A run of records
---*---

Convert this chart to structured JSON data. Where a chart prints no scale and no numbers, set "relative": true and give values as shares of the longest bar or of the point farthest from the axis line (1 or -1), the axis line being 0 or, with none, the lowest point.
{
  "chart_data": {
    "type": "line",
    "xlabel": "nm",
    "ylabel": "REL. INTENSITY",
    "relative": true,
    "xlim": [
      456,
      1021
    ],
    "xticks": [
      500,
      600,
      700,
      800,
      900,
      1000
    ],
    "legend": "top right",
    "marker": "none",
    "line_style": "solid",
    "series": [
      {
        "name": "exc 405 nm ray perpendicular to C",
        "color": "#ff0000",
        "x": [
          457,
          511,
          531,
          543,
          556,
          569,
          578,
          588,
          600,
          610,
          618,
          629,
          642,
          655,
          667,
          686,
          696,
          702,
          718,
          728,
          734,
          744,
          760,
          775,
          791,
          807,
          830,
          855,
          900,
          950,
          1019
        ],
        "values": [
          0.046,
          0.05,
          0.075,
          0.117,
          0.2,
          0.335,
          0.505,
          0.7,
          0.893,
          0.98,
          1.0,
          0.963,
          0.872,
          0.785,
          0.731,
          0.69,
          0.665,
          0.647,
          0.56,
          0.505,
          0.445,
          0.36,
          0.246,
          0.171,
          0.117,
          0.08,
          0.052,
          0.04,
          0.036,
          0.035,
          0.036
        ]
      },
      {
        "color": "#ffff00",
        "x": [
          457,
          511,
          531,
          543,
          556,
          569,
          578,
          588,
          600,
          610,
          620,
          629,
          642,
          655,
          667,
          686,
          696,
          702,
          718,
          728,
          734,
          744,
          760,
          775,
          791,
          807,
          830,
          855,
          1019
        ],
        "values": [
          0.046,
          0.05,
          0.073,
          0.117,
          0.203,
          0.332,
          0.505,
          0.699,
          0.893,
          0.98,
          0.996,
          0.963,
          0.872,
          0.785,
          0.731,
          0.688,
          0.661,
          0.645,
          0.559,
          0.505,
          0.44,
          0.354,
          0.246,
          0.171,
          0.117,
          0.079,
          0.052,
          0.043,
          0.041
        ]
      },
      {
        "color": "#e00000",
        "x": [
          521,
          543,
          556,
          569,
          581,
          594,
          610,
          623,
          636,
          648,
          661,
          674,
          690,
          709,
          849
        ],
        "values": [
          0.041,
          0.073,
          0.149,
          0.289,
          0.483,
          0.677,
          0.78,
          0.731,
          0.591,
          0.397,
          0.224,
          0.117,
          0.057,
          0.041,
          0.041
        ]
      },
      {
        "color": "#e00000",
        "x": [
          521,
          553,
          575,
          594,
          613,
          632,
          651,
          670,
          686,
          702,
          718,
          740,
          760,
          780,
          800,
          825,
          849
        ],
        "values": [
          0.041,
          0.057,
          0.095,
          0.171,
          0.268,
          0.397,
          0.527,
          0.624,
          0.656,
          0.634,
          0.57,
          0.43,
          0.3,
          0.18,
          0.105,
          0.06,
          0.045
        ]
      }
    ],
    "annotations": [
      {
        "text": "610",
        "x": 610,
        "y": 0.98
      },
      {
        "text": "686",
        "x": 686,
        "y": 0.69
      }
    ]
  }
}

---*---

§ **INSTRUCTIONS FOR THE TASK**
The records above are to be repeated exactly, in their entirety.

§ **WRITTEN SOLUTION**
Convert this chart to structured JSON data. Where a chart prints no scale and no numbers, set "relative": true and give values as shares of the longest bar or of the point farthest from the axis line (1 or -1), the axis line being 0 or, with none, the lowest point.
{
  "chart_data": {
    "type": "line",
    "xlabel": "nm",
    "ylabel": "REL. INTENSITY",
    "relative": true,
    "xlim": [
      456,
      1021
    ],
    "xticks": [
      500,
      600,
      700,
      800,
      900,
      1000
    ],
    "legend": "top right",
    "marker": "none",
    "line_style": "solid",
    "series": [
      {
        "name": "exc 405 nm ray perpendicular to C",
        "color": "#ff0000",
        "x": [
          457,
          511,
          531,
          543,
          556,
          569,
          578,
          588,
          600,
          610,
          618,
          629,
          642,
          655,
          667,
          686,
          696,
          702,
          718,
          728,
          734,
          744,
          760,
          775,
          791,
          807,
          830,
          855,
          900,
          950,
          1019
        ],
        "values": [
          0.046,
          0.05,
          0.075,
          0.117,
          0.2,
          0.335,
          0.505,
          0.7,
          0.893,
          0.98,
          1.0,
          0.963,
          0.872,
          0.785,
          0.731,
          0.69,
          0.665,
          0.647,
          0.56,
          0.505,
          0.445,
          0.36,
          0.246,
          0.171,
          0.117,
          0.08,
          0.052,
          0.04,
          0.036,
          0.035,
          0.036
        ]
      },
      {
        "color": "#ffff00",
        "x": [
          457,
          511,
          531,
          543,
          556,
          569,
          578,
          588,
          600,
          610,
          620,
          629,
          642,
          655,
          667,
          686,
          696,
          702,
          718,
          728,
          734,
          744,
          760,
          775,
          791,
          807,
          830,
          855,
          1019
        ],
        "values": [
          0.046,
          0.05,
          0.073,
          0.117,
          0.203,
          0.332,
          0.505,
          0.699,
          0.893,
          0.98,
          0.996,
          0.963,
          0.872,
          0.785,
          0.731,
          0.688,
          0.661,
          0.645,
          0.559,
          0.505,
          0.44,
          0.354,
          0.246,
          0.171,
          0.117,
          0.079,
          0.052,
          0.043,
          0.041
        ]
      },
      {
        "color": "#e00000",
        "x": [
          521,
          543,
          556,
          569,
          581,
          594,
          610,
          623,
          636,
          648,
          661,
          674,
          690,
          709,
          849
        ],
        "values": [
          0.041,
          0.073,
          0.149,
          0.289,
          0.483,
          0.677,
          0.78,
          0.731,
          0.591,
          0.397,
          0.224,
          0.117,
          0.057,
          0.041,
          0.041
        ]
      },
      {
        "color": "#e00000",
        "x": [
          521,
          553,
          575,
          594,
          613,
          632,
          651,
          670,
          686,
          702,
          718,
          740,
          760,
          780,
          800,
          825,
          849
        ],
        "values": [
          0.041,
          0.057,
          0.095,
          0.171,
          0.268,
          0.397,
          0.527,
          0.624,
          0.656,
          0.634,
          0.57,
          0.43,
          0.3,
          0.18,
          0.105,
          0.06,
          0.045
        ]
      }
    ],
    "annotations": [
      {
        "text": "610",
        "x": 610,
        "y": 0.98
      },
      {
        "text": "686",
        "x": 686,
        "y": 0.69
      }
    ]
  }
}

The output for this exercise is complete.